▶ Exercise data:
········
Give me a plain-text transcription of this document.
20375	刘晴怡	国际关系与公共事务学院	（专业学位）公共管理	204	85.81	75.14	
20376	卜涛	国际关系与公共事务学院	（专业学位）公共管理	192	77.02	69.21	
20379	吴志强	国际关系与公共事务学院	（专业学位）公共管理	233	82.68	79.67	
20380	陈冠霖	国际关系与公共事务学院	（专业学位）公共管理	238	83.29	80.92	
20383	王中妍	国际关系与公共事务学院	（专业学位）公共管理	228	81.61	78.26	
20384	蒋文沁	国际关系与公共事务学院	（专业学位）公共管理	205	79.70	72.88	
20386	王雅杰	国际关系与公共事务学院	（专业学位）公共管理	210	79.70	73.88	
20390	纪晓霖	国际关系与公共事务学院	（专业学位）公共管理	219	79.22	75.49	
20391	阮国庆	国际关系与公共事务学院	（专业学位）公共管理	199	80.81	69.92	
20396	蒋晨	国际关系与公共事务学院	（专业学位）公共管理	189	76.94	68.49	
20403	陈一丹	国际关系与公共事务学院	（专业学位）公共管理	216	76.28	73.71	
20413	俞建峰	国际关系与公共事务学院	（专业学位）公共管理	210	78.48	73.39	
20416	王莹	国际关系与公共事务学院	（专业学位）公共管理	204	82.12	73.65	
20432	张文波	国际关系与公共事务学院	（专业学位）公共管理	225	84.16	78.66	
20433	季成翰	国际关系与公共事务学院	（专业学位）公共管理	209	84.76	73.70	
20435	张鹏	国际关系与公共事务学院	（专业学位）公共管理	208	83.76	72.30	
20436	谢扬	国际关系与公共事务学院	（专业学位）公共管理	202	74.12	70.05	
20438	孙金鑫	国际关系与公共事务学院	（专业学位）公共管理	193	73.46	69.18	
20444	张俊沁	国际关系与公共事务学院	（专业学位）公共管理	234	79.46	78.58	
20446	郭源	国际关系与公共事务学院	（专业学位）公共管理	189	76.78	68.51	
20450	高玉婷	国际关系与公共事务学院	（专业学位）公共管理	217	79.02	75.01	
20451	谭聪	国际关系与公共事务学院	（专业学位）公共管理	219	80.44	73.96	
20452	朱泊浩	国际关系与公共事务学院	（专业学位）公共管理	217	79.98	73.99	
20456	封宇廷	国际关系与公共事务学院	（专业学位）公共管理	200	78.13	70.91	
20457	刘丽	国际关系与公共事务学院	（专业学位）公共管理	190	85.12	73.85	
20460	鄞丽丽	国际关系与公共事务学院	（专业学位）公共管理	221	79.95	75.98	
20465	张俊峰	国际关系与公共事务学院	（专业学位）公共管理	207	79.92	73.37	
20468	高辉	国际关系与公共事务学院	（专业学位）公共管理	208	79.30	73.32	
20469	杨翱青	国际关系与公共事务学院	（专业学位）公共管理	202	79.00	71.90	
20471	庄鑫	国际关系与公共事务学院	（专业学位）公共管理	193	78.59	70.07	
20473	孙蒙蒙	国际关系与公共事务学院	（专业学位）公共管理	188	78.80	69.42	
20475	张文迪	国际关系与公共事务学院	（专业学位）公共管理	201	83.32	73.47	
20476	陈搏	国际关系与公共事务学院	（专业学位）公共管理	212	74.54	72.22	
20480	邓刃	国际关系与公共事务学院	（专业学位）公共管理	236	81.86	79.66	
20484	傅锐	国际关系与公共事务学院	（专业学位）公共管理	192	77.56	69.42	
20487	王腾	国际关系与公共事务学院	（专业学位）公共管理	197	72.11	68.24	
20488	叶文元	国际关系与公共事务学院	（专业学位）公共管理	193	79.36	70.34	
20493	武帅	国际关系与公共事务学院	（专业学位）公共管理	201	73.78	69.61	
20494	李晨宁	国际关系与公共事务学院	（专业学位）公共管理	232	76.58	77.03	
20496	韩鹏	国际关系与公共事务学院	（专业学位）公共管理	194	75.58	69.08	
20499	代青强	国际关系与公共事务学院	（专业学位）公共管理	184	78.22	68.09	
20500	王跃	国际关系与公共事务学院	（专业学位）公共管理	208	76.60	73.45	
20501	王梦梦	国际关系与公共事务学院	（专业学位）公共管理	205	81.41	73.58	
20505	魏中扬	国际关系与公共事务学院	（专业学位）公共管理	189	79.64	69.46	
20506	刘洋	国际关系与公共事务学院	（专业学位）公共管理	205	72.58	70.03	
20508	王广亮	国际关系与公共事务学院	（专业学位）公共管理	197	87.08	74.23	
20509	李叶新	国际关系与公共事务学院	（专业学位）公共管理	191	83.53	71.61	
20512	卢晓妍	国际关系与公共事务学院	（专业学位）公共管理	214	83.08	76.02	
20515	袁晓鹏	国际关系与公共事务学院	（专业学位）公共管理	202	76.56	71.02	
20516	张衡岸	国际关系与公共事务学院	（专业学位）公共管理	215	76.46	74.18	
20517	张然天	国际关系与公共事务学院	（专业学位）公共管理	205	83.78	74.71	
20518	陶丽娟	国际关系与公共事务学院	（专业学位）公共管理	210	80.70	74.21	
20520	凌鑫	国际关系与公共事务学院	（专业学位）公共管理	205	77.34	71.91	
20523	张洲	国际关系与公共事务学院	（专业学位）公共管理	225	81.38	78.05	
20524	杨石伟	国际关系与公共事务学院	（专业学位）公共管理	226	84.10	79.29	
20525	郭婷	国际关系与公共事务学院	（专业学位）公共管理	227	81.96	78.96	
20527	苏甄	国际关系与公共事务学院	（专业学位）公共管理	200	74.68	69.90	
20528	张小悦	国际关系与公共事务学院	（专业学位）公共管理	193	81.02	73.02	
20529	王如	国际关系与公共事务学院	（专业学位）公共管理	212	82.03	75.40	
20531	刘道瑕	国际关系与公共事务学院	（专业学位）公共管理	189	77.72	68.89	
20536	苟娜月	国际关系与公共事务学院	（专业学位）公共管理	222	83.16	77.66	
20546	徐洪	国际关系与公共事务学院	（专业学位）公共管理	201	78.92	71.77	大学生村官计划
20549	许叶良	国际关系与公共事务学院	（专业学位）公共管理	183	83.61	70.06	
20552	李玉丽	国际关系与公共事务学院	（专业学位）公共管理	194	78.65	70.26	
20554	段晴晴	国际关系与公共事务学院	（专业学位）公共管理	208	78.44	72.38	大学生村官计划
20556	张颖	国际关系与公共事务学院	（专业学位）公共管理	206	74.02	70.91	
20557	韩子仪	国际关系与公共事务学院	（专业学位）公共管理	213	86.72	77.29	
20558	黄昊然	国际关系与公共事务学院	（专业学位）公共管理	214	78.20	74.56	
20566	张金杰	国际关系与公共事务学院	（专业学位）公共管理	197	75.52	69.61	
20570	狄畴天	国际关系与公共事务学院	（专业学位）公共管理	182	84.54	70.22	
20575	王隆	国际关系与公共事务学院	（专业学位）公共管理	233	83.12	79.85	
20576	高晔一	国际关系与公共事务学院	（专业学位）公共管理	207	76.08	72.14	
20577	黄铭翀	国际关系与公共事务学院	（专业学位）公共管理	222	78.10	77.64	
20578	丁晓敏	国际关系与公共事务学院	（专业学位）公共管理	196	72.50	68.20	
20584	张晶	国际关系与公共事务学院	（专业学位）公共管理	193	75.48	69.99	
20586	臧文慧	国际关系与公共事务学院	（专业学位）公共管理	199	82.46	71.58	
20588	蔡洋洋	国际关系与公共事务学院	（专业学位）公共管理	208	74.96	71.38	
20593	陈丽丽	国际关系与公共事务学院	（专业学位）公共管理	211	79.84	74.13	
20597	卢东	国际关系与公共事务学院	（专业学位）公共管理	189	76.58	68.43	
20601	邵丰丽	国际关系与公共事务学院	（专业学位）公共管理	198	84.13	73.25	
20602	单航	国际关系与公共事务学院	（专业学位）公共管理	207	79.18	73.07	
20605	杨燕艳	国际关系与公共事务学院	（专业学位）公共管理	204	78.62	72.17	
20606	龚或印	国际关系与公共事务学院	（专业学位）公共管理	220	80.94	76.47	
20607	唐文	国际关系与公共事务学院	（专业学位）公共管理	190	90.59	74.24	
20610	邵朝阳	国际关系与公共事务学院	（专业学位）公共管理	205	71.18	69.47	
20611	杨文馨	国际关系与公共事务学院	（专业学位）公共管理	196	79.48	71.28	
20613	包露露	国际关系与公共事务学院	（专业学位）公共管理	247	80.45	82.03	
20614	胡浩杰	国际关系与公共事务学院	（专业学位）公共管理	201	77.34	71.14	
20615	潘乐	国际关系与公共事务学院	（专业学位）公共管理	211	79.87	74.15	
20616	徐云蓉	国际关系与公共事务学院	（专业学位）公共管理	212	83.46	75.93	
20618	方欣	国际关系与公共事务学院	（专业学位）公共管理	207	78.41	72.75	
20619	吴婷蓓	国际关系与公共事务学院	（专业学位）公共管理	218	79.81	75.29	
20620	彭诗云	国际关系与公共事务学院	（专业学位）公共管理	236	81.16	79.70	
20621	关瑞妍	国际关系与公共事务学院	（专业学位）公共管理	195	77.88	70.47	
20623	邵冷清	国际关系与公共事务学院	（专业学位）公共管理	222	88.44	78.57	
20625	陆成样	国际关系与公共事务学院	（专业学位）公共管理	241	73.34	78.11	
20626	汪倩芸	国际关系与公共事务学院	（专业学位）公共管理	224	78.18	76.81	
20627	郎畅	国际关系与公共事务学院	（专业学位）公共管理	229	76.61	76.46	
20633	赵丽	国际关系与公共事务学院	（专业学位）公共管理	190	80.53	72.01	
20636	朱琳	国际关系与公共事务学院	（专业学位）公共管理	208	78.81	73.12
········
▶ Short problem: Find all lines where the word "大学生村官计划" appears. Copy them.

▶ Solution to this task:
20546	徐洪	国际关系与公共事务学院	（专业学位）公共管理	201	78.92	71.77	大学生村官计划
20554	段晴晴	国际关系与公共事务学院	（专业学位）公共管理	208	78.44	72.38	大学生村官计划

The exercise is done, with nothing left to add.